**What you should do**
Which lines hold the word "schemes"? Copy each one.

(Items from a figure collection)
— START —
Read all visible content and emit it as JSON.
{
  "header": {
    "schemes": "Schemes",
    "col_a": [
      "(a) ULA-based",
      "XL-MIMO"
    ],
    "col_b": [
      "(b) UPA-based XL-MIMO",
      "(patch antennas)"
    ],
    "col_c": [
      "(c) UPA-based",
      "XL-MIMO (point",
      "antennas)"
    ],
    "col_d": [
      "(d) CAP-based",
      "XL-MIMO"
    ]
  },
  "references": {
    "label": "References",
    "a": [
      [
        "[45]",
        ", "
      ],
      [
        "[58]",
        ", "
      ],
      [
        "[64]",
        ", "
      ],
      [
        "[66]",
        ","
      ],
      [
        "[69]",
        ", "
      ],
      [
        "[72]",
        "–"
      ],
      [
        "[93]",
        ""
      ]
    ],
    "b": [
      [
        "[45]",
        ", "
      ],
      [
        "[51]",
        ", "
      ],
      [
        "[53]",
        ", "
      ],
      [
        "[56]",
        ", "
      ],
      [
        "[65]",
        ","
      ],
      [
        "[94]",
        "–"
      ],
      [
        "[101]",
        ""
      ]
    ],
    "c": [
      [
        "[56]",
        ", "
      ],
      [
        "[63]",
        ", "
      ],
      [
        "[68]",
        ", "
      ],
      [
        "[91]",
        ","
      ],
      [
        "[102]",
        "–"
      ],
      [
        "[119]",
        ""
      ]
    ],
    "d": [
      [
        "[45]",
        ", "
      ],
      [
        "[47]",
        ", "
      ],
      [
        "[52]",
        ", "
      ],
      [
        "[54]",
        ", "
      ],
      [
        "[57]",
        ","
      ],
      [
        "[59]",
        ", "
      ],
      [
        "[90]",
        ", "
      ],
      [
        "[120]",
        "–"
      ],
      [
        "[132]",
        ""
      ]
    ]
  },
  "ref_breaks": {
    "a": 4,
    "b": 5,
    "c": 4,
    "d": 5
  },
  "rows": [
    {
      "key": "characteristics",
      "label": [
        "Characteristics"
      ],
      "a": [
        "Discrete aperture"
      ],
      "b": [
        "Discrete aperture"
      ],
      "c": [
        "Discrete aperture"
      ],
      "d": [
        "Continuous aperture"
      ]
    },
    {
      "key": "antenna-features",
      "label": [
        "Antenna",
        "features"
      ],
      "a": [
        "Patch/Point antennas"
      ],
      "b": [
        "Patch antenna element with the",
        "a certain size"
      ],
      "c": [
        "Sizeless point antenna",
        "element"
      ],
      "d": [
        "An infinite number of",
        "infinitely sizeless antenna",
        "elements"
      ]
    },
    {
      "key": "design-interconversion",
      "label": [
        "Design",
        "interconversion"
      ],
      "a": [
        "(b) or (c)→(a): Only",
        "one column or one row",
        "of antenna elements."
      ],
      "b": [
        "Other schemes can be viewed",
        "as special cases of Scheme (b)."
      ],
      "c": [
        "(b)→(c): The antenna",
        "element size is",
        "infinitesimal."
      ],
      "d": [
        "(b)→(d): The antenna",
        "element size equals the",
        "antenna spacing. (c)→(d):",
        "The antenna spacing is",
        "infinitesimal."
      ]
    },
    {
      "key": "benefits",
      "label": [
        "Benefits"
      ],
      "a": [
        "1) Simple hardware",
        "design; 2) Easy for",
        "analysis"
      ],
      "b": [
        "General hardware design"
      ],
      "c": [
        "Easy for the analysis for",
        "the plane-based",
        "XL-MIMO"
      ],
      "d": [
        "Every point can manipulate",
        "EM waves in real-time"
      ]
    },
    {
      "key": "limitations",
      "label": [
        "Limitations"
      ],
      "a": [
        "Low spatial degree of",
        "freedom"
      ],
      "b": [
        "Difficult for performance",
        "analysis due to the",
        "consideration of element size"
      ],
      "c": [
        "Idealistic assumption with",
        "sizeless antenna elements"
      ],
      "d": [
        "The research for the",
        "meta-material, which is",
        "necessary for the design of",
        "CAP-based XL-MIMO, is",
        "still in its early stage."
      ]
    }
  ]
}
— END —
**Full answer**
    "schemes": "Schemes",
        "Other schemes can be viewed",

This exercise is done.